What you will do: Find every line with "name" in it, then report how many there are and nothing more.

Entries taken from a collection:
※ ※ ※
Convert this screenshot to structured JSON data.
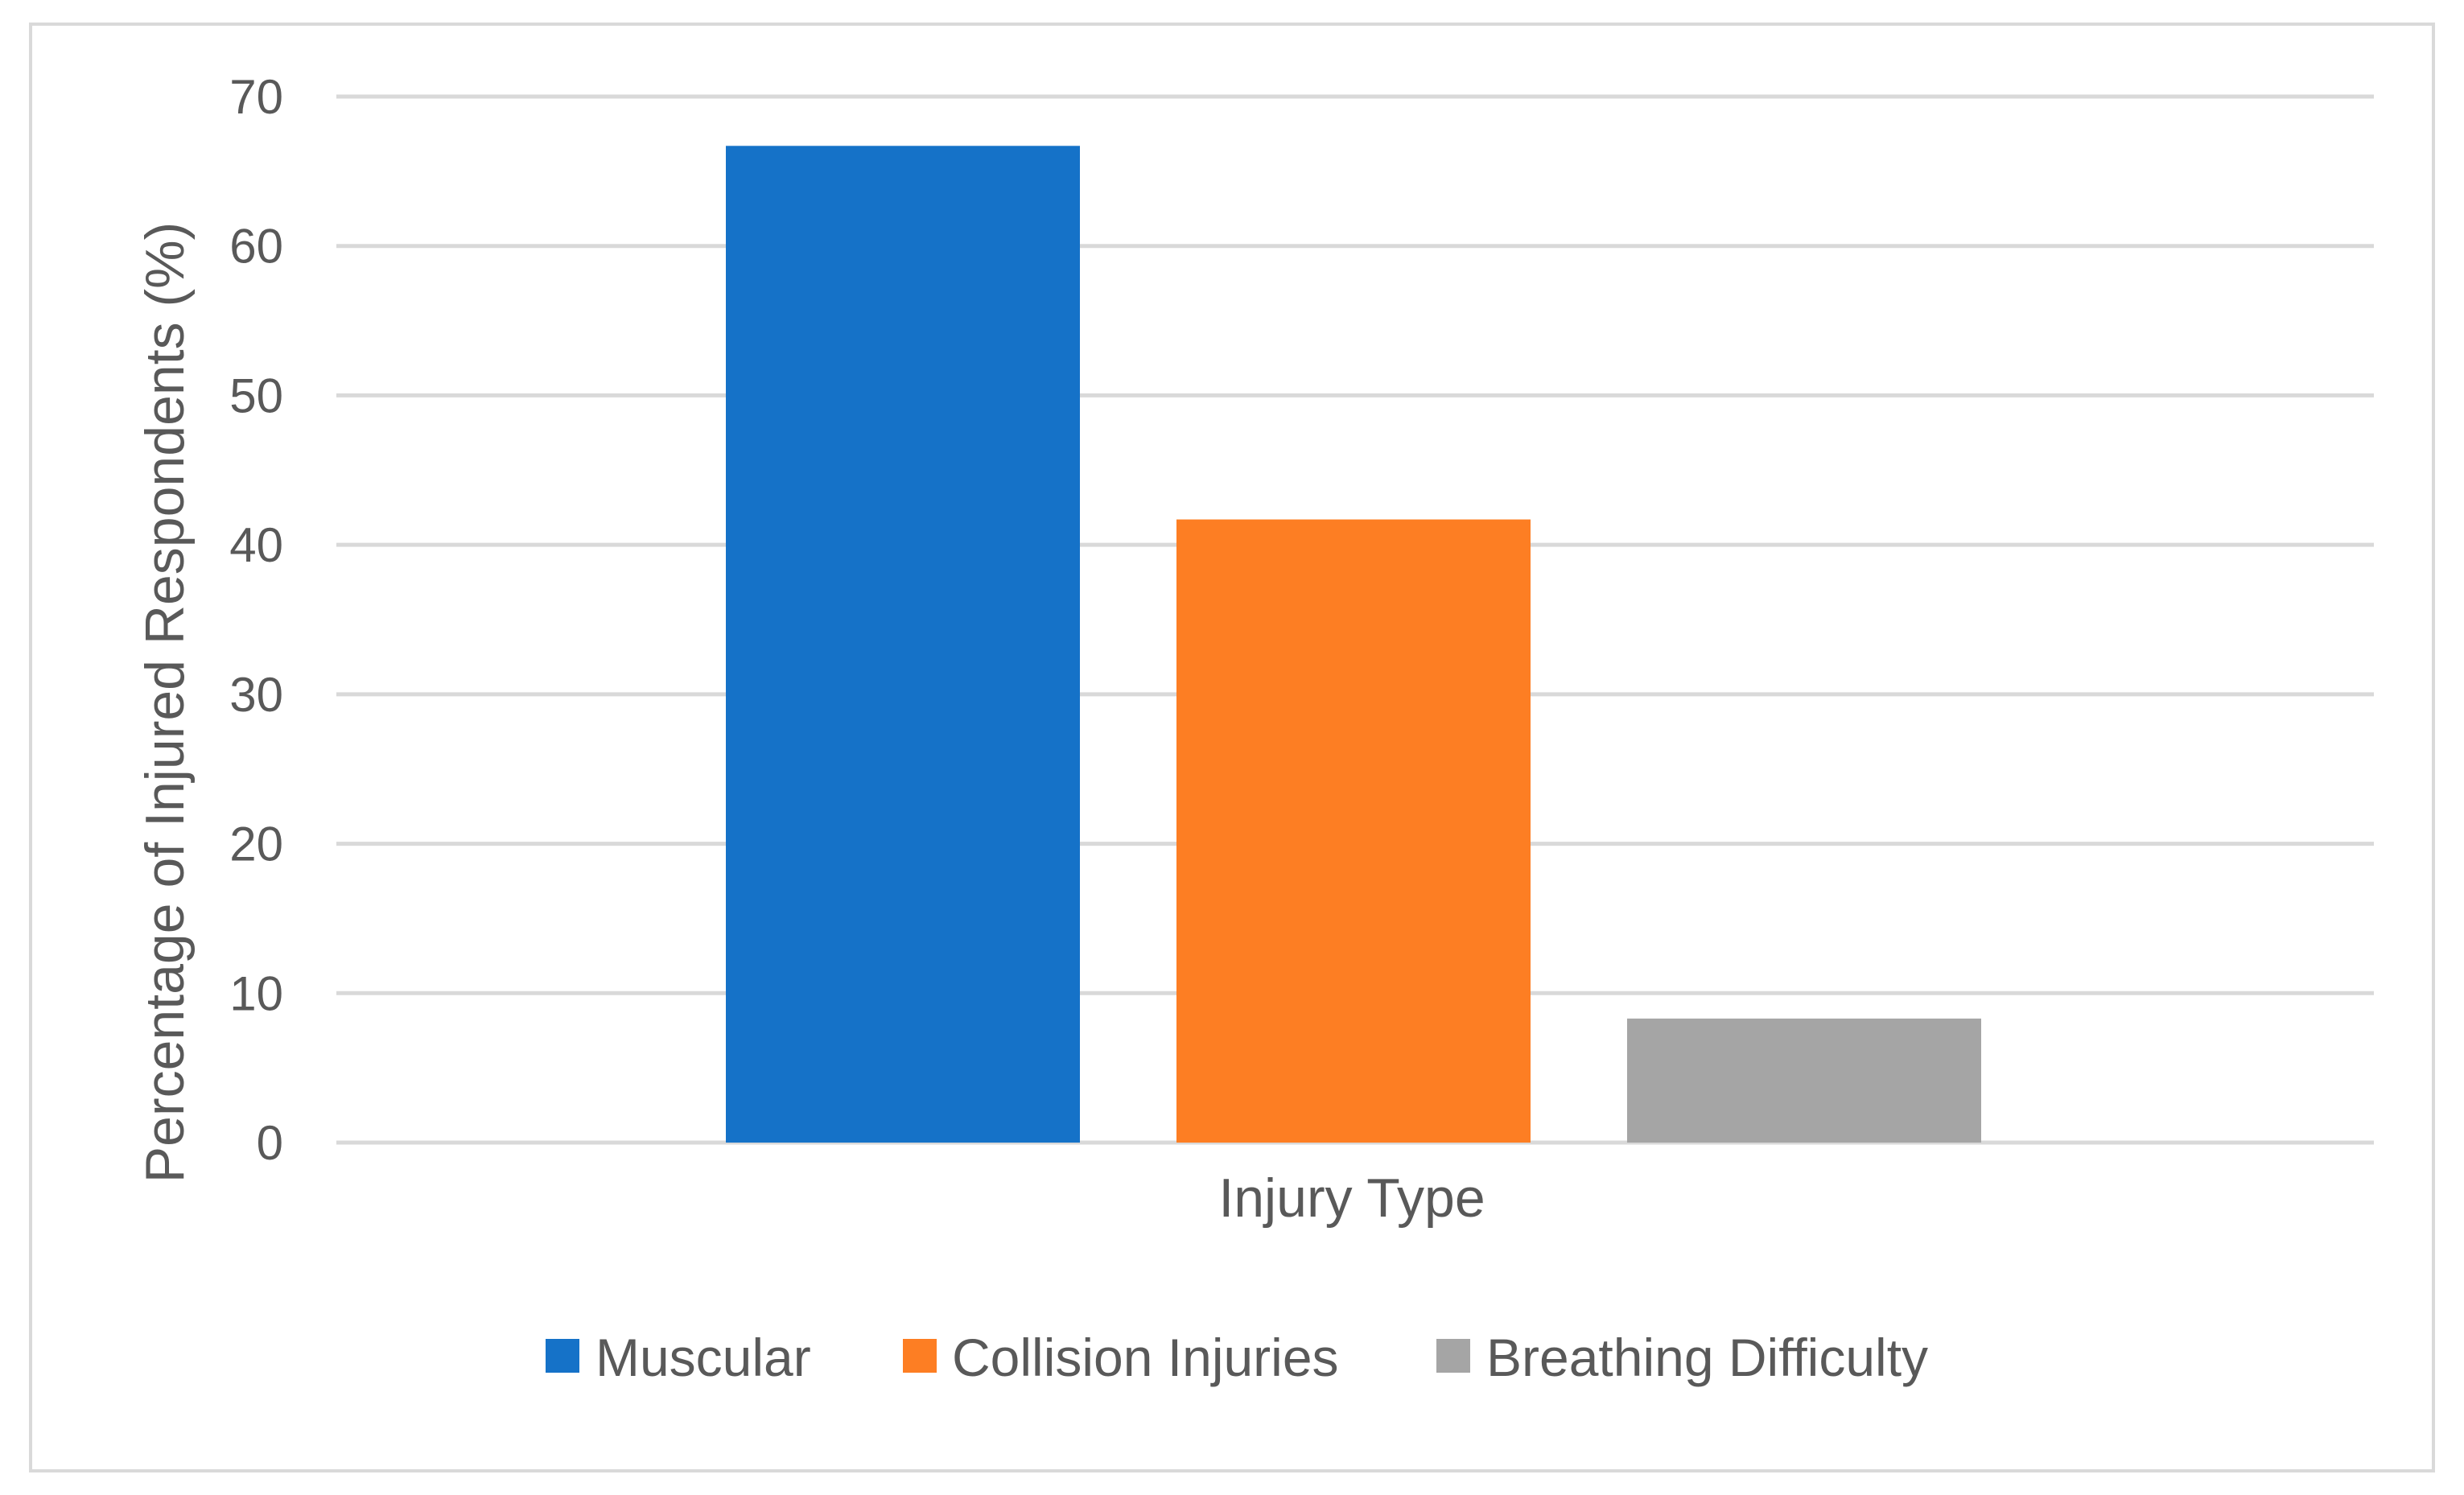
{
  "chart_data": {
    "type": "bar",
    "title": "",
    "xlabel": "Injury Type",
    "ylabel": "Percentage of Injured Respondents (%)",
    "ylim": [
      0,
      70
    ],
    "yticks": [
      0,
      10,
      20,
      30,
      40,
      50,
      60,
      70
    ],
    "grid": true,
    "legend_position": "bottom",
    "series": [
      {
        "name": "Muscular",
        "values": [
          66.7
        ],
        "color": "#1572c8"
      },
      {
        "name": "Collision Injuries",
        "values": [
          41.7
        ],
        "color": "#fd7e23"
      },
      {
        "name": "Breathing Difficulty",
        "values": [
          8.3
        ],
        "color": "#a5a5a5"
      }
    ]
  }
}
※ ※ ※
Written solution: 3